• AIM OF THE TASK: Rewrite the allergy nasal spray study text between "This study has" and "than Placebo alone.", inclusive, swapping "Meda Pharmaceuticals" for "the study sponsor" wherever it appears.
[PAGE EXCERPT Boundary: Start]
A Study to Evaluate the Safety and Effectiveness of a Nasal Spray to Treat Seasonal Allergies

This study has been completed.
Sponsor:
Information provided by:
Meda Pharmaceuticals
ClinicalTrials.gov Identifier:
NCT00660829
First received: April 14, 2008
Last updated: February 19, 2010
Last verified: January 2010
  Purpose

The Purpose of this study is to determine if one allergy medication (0.15% azelastine hydrochloride) is more effective than Placebo alone.


Condition Intervention Phase
Seasonal Allergic Rhinitis
Drug: Placebo
Drug: 0.15% Azelastine Hydrochloride
Phase 3

Study Type: Interventional
Study Design: Allocation: Randomized
Endpoint Classification: Safety/Efficacy Study
Intervention Model: Parallel Assignment
Masking: Double Blind (Subject, Caregiver, Investigator, Outcomes Assessor)
Primary Purpose: Treatment
Official Title: Randomized, Double-Blind, Placebo-Controlled Trial of the Safety and Efficacy of MP03-36 in Subjects With Seasonal Allergic Rhinitis

Resource links provided by NLM:


Further study details as provided by Meda Pharmaceuticals:

Primary Outcome Measures:
  • Change From Baseline in 12-hour Reflective Total Nasal Symptom Score (TNSS) (AM and PM Combined)at 14 Days [ Time Frame: baseline and 14 days ] [ Designated as safety issue: No ]

    reflective total nasal symptom score consisting of runny nose, itchy nose, nasal congestion, and sneezing was assessed twice daily. Each symptom is rated on a scale from 0-3: 0=none, 1=mild, 2=moderate, and 3=severe. Total possible score is 24 per day.

    Least Means Square was controlled for study day as the within-patient effect, treatment group and site as the between-patient effects, treatemnt by-study day interaction, and basline as co-variate



Secondary Outcome Measures:
  • Mean Change From Baseline in Instantaneous Total Nasal Symptom Score (AM) for the Entire 14-day Study Period Compared to Placebo. [ Time Frame: basline and 14 days ] [ Designated as safety issue: No ]

    End of 24 hour dosing interval: This endpoint is change from baseline in instantaneous (tNSS) for the 14-day study period compared to placebo to observe if the duration of efficacy lasts 24 hours on a day to day basis. Instantaneous (tNSS) consists of runny nose, itchy nose, nasal congestion, and sneezing. Each symptom is rated on a scale from 0-3: 0=none, 1=mild, 2=moderate, and 3=severe.

    Least square means was controlled for study day as the within-patient effect, treatment group and site as the between-patient effects, treatment by-study day interaction, and baseline as a covariate.


  • Change From Baseline in 12 Hour Instantaneous Total Nasal Symptom Score (AM and PM Combined) at 14 Days [ Time Frame: baseline and 14-days ] [ Designated as safety issue: No ]

    instantaneous (subjects rate how they feel "right now") total nasal symptom score consisting of runny nose, itchy nose, nasal congestion, and sneezing was assessed twice daily. Each symptom is rated on a scale from 0-3: 0=none, 1=mild, 2=moderate, and 3=severe. Total possible score is 24 per day.
[PAGE EXCERPT Boundary: End]
[ENTRIES PROVIDED Boundary: Start]
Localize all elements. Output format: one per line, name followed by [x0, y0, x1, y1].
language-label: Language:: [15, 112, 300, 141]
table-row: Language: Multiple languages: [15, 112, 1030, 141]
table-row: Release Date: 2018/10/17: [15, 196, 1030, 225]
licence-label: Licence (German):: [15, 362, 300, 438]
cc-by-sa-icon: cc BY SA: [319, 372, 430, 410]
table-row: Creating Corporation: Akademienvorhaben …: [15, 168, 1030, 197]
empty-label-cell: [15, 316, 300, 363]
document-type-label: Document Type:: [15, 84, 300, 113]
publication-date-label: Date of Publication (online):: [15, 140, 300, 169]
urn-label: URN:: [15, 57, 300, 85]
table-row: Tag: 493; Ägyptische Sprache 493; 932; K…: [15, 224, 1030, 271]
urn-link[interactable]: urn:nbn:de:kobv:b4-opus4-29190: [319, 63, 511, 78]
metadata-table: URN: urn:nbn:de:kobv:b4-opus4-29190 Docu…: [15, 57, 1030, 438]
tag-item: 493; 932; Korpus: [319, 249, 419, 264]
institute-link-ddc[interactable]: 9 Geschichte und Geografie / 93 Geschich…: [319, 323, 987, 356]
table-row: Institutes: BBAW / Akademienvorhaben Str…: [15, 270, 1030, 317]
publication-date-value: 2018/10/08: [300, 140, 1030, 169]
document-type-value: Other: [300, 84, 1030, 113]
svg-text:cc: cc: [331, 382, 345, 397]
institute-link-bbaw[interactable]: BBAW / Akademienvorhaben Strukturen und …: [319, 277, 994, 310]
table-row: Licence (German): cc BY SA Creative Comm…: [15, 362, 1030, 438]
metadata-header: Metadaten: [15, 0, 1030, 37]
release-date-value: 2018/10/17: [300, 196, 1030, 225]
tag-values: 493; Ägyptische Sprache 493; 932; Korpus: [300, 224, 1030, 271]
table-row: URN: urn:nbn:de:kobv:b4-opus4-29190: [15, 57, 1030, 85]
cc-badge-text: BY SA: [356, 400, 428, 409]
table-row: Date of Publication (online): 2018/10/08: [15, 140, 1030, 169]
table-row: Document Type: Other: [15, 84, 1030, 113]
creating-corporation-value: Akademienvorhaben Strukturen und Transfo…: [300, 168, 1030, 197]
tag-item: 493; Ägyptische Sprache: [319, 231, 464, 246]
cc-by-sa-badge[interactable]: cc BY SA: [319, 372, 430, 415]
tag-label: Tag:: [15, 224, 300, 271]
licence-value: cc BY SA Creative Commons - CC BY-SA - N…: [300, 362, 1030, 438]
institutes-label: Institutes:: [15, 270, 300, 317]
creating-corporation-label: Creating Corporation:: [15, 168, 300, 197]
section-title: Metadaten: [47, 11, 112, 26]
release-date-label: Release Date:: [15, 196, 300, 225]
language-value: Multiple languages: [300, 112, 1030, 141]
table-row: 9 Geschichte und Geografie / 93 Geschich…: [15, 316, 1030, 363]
[ENTRIES PROVIDED Boundary: End]
• FINISHED TASK:
This study has been completed.
Sponsor:
Information provided by:
the study sponsor
ClinicalTrials.gov Identifier:
NCT00660829
First received: April 14, 2008
Last updated: February 19, 2010
Last verified: January 2010
  Purpose

The Purpose of this study is to determine if one allergy medication (0.15% azelastine hydrochloride) is more effective than Placebo alone.